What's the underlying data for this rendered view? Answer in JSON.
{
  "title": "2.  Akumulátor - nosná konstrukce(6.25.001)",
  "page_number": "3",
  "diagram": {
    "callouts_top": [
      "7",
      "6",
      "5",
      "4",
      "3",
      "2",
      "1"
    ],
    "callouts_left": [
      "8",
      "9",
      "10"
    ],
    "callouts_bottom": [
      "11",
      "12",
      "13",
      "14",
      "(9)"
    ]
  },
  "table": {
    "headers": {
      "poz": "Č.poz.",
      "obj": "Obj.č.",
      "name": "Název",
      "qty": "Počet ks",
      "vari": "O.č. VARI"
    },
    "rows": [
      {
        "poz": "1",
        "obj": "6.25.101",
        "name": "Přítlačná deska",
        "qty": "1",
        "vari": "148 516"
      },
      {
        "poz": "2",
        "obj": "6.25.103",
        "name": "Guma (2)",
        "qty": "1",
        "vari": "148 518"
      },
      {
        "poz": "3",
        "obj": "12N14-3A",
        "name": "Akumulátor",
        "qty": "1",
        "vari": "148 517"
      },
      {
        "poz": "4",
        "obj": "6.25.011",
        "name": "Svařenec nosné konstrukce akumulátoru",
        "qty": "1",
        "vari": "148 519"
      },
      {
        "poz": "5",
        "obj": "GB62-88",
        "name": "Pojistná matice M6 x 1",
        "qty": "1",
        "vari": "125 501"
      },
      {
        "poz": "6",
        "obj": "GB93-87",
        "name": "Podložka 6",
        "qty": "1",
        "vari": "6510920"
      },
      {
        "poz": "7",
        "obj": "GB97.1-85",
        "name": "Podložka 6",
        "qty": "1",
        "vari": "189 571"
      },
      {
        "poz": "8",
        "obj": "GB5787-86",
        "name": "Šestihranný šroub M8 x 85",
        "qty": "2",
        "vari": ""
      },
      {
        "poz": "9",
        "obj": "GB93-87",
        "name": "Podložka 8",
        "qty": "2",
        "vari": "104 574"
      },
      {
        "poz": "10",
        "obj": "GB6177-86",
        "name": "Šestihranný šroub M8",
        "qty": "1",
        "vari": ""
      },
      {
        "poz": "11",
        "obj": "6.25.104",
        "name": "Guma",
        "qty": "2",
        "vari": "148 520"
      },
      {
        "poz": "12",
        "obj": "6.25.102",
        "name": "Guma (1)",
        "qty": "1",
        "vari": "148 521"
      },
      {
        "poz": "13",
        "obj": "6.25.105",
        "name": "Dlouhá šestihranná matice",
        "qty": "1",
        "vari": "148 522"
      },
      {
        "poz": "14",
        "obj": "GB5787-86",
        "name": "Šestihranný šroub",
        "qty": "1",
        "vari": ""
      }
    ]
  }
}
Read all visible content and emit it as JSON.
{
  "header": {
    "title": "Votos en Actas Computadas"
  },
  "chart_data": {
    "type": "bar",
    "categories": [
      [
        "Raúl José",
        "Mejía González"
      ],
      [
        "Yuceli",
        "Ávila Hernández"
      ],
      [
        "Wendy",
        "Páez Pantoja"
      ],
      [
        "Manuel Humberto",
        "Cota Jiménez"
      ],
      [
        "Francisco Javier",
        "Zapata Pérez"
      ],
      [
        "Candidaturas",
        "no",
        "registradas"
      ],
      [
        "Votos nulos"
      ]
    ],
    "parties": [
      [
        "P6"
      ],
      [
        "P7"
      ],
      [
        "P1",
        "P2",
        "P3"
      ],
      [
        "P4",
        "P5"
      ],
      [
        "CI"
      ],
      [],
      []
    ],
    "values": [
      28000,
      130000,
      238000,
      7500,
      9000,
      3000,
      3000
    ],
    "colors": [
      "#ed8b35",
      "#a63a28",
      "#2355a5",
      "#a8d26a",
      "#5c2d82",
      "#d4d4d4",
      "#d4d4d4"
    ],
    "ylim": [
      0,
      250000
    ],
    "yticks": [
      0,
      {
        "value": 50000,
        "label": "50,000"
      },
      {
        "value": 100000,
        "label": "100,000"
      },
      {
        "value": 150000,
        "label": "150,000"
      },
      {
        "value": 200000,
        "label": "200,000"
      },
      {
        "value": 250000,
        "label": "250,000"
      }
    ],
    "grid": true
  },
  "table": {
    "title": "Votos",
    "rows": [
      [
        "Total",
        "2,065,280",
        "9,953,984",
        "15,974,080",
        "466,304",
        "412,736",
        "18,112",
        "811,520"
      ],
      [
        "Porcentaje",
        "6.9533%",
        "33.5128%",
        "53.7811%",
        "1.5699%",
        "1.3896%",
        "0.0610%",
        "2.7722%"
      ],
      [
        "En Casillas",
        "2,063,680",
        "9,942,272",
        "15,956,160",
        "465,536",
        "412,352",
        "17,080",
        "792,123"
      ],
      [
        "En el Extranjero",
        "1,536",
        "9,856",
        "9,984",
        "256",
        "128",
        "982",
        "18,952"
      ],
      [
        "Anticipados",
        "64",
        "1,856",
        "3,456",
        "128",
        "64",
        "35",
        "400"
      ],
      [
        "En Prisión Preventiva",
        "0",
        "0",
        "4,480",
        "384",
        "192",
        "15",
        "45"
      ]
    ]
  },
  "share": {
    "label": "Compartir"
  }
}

• **Written request**
Please set down the whole listing above without altering a single line.

• **Response to the task**
What's the underlying data for this rendered view? Answer in JSON.
{
  "title": "2.  Akumulátor - nosná konstrukce(6.25.001)",
  "page_number": "3",
  "diagram": {
    "callouts_top": [
      "7",
      "6",
      "5",
      "4",
      "3",
      "2",
      "1"
    ],
    "callouts_left": [
      "8",
      "9",
      "10"
    ],
    "callouts_bottom": [
      "11",
      "12",
      "13",
      "14",
      "(9)"
    ]
  },
  "table": {
    "headers": {
      "poz": "Č.poz.",
      "obj": "Obj.č.",
      "name": "Název",
      "qty": "Počet ks",
      "vari": "O.č. VARI"
    },
    "rows": [
      {
        "poz": "1",
        "obj": "6.25.101",
        "name": "Přítlačná deska",
        "qty": "1",
        "vari": "148 516"
      },
      {
        "poz": "2",
        "obj": "6.25.103",
        "name": "Guma (2)",
        "qty": "1",
        "vari": "148 518"
      },
      {
        "poz": "3",
        "obj": "12N14-3A",
        "name": "Akumulátor",
        "qty": "1",
        "vari": "148 517"
      },
      {
        "poz": "4",
        "obj": "6.25.011",
        "name": "Svařenec nosné konstrukce akumulátoru",
        "qty": "1",
        "vari": "148 519"
      },
      {
        "poz": "5",
        "obj": "GB62-88",
        "name": "Pojistná matice M6 x 1",
        "qty": "1",
        "vari": "125 501"
      },
      {
        "poz": "6",
        "obj": "GB93-87",
        "name": "Podložka 6",
        "qty": "1",
        "vari": "6510920"
      },
      {
        "poz": "7",
        "obj": "GB97.1-85",
        "name": "Podložka 6",
        "qty": "1",
        "vari": "189 571"
      },
      {
        "poz": "8",
        "obj": "GB5787-86",
        "name": "Šestihranný šroub M8 x 85",
        "qty": "2",
        "vari": ""
      },
      {
        "poz": "9",
        "obj": "GB93-87",
        "name": "Podložka 8",
        "qty": "2",
        "vari": "104 574"
      },
      {
        "poz": "10",
        "obj": "GB6177-86",
        "name": "Šestihranný šroub M8",
        "qty": "1",
        "vari": ""
      },
      {
        "poz": "11",
        "obj": "6.25.104",
        "name": "Guma",
        "qty": "2",
        "vari": "148 520"
      },
      {
        "poz": "12",
        "obj": "6.25.102",
        "name": "Guma (1)",
        "qty": "1",
        "vari": "148 521"
      },
      {
        "poz": "13",
        "obj": "6.25.105",
        "name": "Dlouhá šestihranná matice",
        "qty": "1",
        "vari": "148 522"
      },
      {
        "poz": "14",
        "obj": "GB5787-86",
        "name": "Šestihranný šroub",
        "qty": "1",
        "vari": ""
      }
    ]
  }
}
Read all visible content and emit it as JSON.
{
  "header": {
    "title": "Votos en Actas Computadas"
  },
  "chart_data": {
    "type": "bar",
    "categories": [
      [
        "Raúl José",
        "Mejía González"
      ],
      [
        "Yuceli",
        "Ávila Hernández"
      ],
      [
        "Wendy",
        "Páez Pantoja"
      ],
      [
        "Manuel Humberto",
        "Cota Jiménez"
      ],
      [
        "Francisco Javier",
        "Zapata Pérez"
      ],
      [
        "Candidaturas",
        "no",
        "registradas"
      ],
      [
        "Votos nulos"
      ]
    ],
    "parties": [
      [
        "P6"
      ],
      [
        "P7"
      ],
      [
        "P1",
        "P2",
        "P3"
      ],
      [
        "P4",
        "P5"
      ],
      [
        "CI"
      ],
      [],
      []
    ],
    "values": [
      28000,
      130000,
      238000,
      7500,
      9000,
      3000,
      3000
    ],
    "colors": [
      "#ed8b35",
      "#a63a28",
      "#2355a5",
      "#a8d26a",
      "#5c2d82",
      "#d4d4d4",
      "#d4d4d4"
    ],
    "ylim": [
      0,
      250000
    ],
    "yticks": [
      0,
      {
        "value": 50000,
        "label": "50,000"
      },
      {
        "value": 100000,
        "label": "100,000"
      },
      {
        "value": 150000,
        "label": "150,000"
      },
      {
        "value": 200000,
        "label": "200,000"
      },
      {
        "value": 250000,
        "label": "250,000"
      }
    ],
    "grid": true
  },
  "table": {
    "title": "Votos",
    "rows": [
      [
        "Total",
        "2,065,280",
        "9,953,984",
        "15,974,080",
        "466,304",
        "412,736",
        "18,112",
        "811,520"
      ],
      [
        "Porcentaje",
        "6.9533%",
        "33.5128%",
        "53.7811%",
        "1.5699%",
        "1.3896%",
        "0.0610%",
        "2.7722%"
      ],
      [
        "En Casillas",
        "2,063,680",
        "9,942,272",
        "15,956,160",
        "465,536",
        "412,352",
        "17,080",
        "792,123"
      ],
      [
        "En el Extranjero",
        "1,536",
        "9,856",
        "9,984",
        "256",
        "128",
        "982",
        "18,952"
      ],
      [
        "Anticipados",
        "64",
        "1,856",
        "3,456",
        "128",
        "64",
        "35",
        "400"
      ],
      [
        "En Prisión Preventiva",
        "0",
        "0",
        "4,480",
        "384",
        "192",
        "15",
        "45"
      ]
    ]
  },
  "share": {
    "label": "Compartir"
  }
}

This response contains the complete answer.